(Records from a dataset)

========

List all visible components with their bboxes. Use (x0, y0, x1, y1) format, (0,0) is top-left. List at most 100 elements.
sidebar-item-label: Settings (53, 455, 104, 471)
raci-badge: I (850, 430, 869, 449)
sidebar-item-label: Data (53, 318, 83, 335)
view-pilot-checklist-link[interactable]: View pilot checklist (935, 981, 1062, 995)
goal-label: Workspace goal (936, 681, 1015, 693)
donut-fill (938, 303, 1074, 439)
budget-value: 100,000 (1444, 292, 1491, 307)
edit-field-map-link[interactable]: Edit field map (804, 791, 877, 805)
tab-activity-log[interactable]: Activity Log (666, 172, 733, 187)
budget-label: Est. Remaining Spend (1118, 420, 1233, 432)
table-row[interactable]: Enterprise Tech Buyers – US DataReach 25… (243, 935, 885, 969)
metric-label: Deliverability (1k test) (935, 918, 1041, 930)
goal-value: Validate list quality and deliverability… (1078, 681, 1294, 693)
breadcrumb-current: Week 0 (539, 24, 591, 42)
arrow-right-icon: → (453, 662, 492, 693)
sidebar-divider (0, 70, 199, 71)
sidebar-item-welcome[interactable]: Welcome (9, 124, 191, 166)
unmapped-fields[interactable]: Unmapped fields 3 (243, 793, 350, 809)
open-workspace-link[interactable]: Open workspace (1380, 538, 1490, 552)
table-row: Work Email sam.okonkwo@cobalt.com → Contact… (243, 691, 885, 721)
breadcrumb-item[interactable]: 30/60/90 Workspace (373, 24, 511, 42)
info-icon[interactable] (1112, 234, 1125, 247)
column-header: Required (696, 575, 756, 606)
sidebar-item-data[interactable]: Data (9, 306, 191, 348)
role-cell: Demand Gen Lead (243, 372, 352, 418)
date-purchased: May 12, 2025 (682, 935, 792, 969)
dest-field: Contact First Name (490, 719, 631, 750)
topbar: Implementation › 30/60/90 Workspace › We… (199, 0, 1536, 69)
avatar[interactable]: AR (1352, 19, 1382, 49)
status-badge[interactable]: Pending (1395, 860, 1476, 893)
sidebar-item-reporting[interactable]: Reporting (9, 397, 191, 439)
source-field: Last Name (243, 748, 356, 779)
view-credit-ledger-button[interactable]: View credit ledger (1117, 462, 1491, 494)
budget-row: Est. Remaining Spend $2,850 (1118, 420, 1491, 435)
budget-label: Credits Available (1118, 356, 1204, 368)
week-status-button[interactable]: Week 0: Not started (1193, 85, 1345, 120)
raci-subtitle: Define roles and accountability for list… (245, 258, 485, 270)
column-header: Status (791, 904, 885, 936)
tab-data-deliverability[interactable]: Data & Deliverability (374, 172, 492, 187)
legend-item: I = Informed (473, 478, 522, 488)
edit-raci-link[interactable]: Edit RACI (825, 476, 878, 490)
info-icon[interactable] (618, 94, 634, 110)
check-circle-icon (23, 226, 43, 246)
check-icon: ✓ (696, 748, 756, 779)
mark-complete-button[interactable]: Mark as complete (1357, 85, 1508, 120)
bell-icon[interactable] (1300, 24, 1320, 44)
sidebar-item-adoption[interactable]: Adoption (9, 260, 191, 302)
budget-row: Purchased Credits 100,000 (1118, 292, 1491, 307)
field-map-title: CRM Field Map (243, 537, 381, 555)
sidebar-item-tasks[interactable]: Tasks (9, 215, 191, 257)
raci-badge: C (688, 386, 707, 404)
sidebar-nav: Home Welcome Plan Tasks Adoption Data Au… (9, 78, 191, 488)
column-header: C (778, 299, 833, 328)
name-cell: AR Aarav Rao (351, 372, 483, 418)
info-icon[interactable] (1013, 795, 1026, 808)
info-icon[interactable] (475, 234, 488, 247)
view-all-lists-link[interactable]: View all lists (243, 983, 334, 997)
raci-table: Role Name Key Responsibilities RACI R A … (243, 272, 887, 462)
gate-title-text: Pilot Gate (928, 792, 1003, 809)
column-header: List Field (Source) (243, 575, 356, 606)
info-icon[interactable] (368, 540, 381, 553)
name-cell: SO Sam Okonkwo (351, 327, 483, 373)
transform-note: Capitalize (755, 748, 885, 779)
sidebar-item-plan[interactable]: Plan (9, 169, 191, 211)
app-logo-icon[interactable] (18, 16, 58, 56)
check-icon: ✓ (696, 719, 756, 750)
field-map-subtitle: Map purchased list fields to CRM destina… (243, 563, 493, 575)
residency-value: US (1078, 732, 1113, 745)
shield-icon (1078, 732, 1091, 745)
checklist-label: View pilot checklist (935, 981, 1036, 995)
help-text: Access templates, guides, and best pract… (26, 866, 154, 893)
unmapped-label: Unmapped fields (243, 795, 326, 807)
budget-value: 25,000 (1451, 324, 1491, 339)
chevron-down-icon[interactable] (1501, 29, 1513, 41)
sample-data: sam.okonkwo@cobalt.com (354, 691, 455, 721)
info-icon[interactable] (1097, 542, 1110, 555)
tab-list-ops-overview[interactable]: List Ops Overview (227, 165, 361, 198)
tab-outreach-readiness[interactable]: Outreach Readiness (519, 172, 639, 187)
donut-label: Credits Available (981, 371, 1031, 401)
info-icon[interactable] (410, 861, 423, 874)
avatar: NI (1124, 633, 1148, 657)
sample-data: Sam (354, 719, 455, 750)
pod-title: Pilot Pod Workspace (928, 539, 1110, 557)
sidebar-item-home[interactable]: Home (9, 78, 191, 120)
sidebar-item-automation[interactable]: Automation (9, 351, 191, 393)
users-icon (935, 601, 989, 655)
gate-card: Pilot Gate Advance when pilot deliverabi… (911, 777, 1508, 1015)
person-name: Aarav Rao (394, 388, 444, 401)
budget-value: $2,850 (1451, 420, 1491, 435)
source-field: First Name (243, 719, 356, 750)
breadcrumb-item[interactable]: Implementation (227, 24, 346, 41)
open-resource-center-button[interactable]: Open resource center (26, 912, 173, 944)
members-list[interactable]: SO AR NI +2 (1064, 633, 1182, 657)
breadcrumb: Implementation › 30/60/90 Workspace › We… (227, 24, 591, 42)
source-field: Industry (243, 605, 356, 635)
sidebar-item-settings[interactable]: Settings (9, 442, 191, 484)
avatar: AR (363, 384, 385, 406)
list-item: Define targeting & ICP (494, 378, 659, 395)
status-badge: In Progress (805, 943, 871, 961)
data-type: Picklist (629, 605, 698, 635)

========

### Aim of the exercise
Please repeat the records word for word from the first line through the line that contains "budget-label: Est. Remaining", including that line.

### Exercise answer
List all visible components with their bboxes. Use (x0, y0, x1, y1) format, (0,0) is top-left. List at most 100 elements.
sidebar-item-label: Settings (53, 455, 104, 471)
raci-badge: I (850, 430, 869, 449)
sidebar-item-label: Data (53, 318, 83, 335)
view-pilot-checklist-link[interactable]: View pilot checklist (935, 981, 1062, 995)
goal-label: Workspace goal (936, 681, 1015, 693)
donut-fill (938, 303, 1074, 439)
budget-value: 100,000 (1444, 292, 1491, 307)
edit-field-map-link[interactable]: Edit field map (804, 791, 877, 805)
tab-activity-log[interactable]: Activity Log (666, 172, 733, 187)
budget-label: Est. Remaining Spend (1118, 420, 1233, 432)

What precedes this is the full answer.